▸ Exercise requirements
Reproduce the records that follow in full, excluding any picture they contain.

"""

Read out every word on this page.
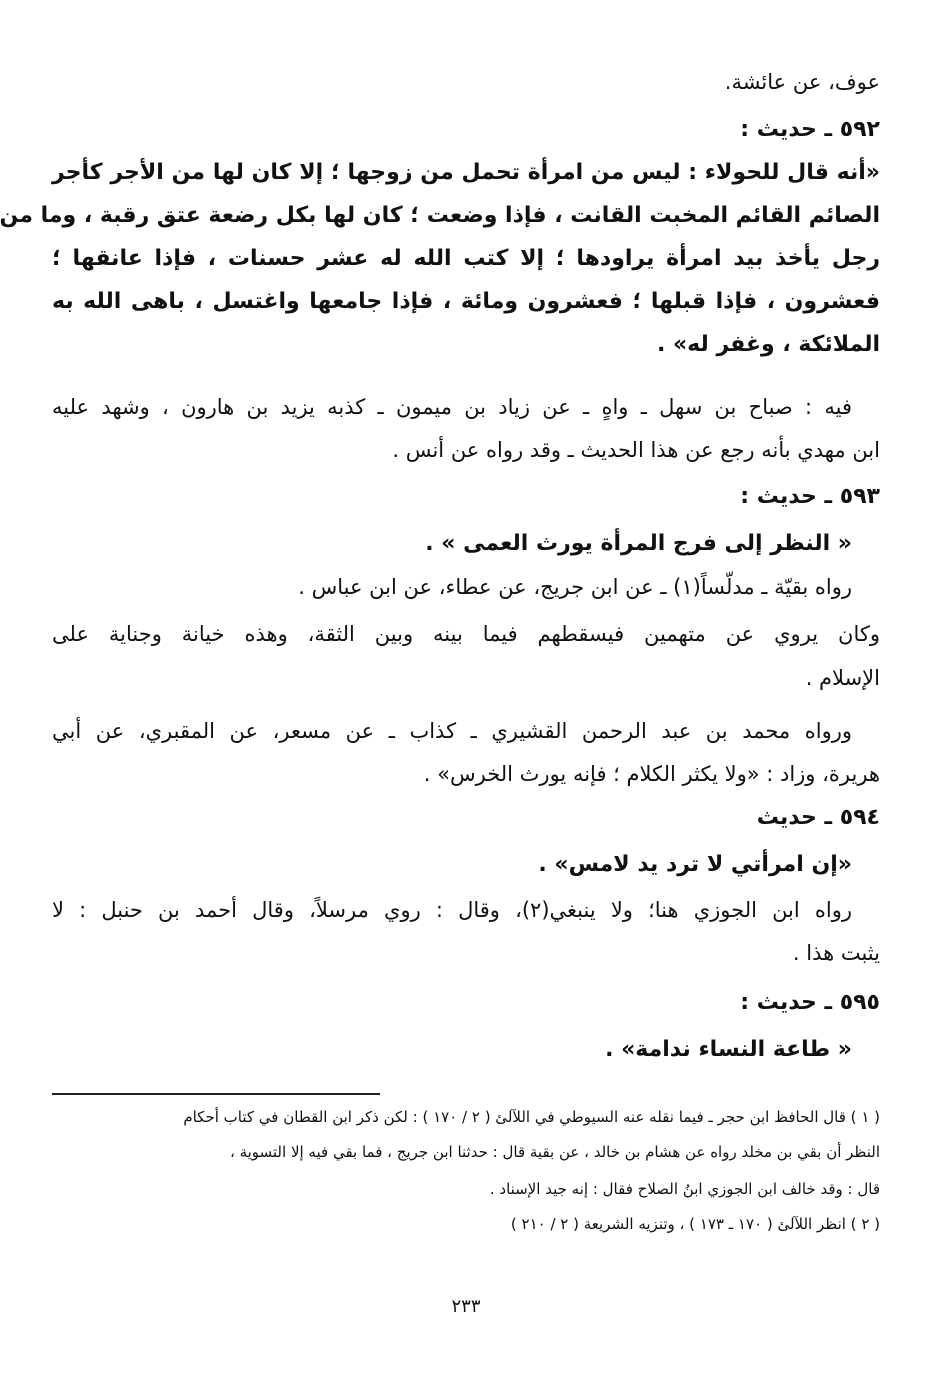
عوف، عن عائشة.
٥٩٢ ـ حديث :
«أنه قال للحولاء : ليس من امرأة تحمل من زوجها ؛ إلا كان لها من الأجر كأجر
الصائم القائم المخبت القانت ، فإذا وضعت ؛ كان لها بكل رضعة عتق رقبة ، وما من
رجل يأخذ بيد امرأة يراودها ؛ إلا كتب الله له عشر حسنات ، فإذا عانقها ؛
فعشرون ، فإذا قبلها ؛ فعشرون ومائة ، فإذا جامعها واغتسل ، باهى الله به
الملائكة ، وغفر له» .
فيه : صباح بن سهل ـ واهٍ ـ عن زياد بن ميمون ـ كذبه يزيد بن هارون ، وشهد عليه
ابن مهدي بأنه رجع عن هذا الحديث ـ وقد رواه عن أنس .
٥٩٣ ـ حديث :
« النظر إلى فرج المرأة يورث العمى » .
رواه بقيّة ـ مدلّساً(١) ـ عن ابن جريج، عن عطاء، عن ابن عباس .
وكان يروي عن متهمين فيسقطهم فيما بينه وبين الثقة، وهذه خيانة وجناية على
الإسلام .
ورواه محمد بن عبد الرحمن القشيري ـ كذاب ـ عن مسعر، عن المقبري، عن أبي
هريرة، وزاد : «ولا يكثر الكلام ؛ فإنه يورث الخرس» .
٥٩٤ ـ حديث
«إن امرأتي لا ترد يد لامس» .
رواه ابن الجوزي هنا؛ ولا ينبغي(٢)، وقال : روي مرسلاً، وقال أحمد بن حنبل : لا
يثبت هذا .
٥٩٥ ـ حديث :
« طاعة النساء ندامة» .
( ١ ) قال الحافظ ابن حجر ـ فيما نقله عنه السيوطي في اللآلئ ( ٢ / ١٧٠ ) : لكن ذكر ابن القطان في كتاب أحكام
النظر أن بقي بن مخلد رواه عن هشام بن خالد ، عن بقية قال : حدثنا ابن جريج ، فما بقي فيه إلا التسوية ،
قال : وقد خالف ابن الجوزي ابنُ الصلاح فقال : إنه جيد الإسناد .
( ٢ ) انظر اللآلئ ( ١٧٠ ـ ١٧٣ ) ، وتنزيه الشريعة ( ٢ / ٢١٠ )
٢٣٣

"""

▸ Result for this task
Read out every word on this page.
عوف، عن عائشة.
٥٩٢ ـ حديث :
«أنه قال للحولاء : ليس من امرأة تحمل من زوجها ؛ إلا كان لها من الأجر كأجر
الصائم القائم المخبت القانت ، فإذا وضعت ؛ كان لها بكل رضعة عتق رقبة ، وما من
رجل يأخذ بيد امرأة يراودها ؛ إلا كتب الله له عشر حسنات ، فإذا عانقها ؛
فعشرون ، فإذا قبلها ؛ فعشرون ومائة ، فإذا جامعها واغتسل ، باهى الله به
الملائكة ، وغفر له» .
فيه : صباح بن سهل ـ واهٍ ـ عن زياد بن ميمون ـ كذبه يزيد بن هارون ، وشهد عليه
ابن مهدي بأنه رجع عن هذا الحديث ـ وقد رواه عن أنس .
٥٩٣ ـ حديث :
« النظر إلى فرج المرأة يورث العمى » .
رواه بقيّة ـ مدلّساً(١) ـ عن ابن جريج، عن عطاء، عن ابن عباس .
وكان يروي عن متهمين فيسقطهم فيما بينه وبين الثقة، وهذه خيانة وجناية على
الإسلام .
ورواه محمد بن عبد الرحمن القشيري ـ كذاب ـ عن مسعر، عن المقبري، عن أبي
هريرة، وزاد : «ولا يكثر الكلام ؛ فإنه يورث الخرس» .
٥٩٤ ـ حديث
«إن امرأتي لا ترد يد لامس» .
رواه ابن الجوزي هنا؛ ولا ينبغي(٢)، وقال : روي مرسلاً، وقال أحمد بن حنبل : لا
يثبت هذا .
٥٩٥ ـ حديث :
« طاعة النساء ندامة» .
( ١ ) قال الحافظ ابن حجر ـ فيما نقله عنه السيوطي في اللآلئ ( ٢ / ١٧٠ ) : لكن ذكر ابن القطان في كتاب أحكام
النظر أن بقي بن مخلد رواه عن هشام بن خالد ، عن بقية قال : حدثنا ابن جريج ، فما بقي فيه إلا التسوية ،
قال : وقد خالف ابن الجوزي ابنُ الصلاح فقال : إنه جيد الإسناد .
( ٢ ) انظر اللآلئ ( ١٧٠ ـ ١٧٣ ) ، وتنزيه الشريعة ( ٢ / ٢١٠ )
٢٣٣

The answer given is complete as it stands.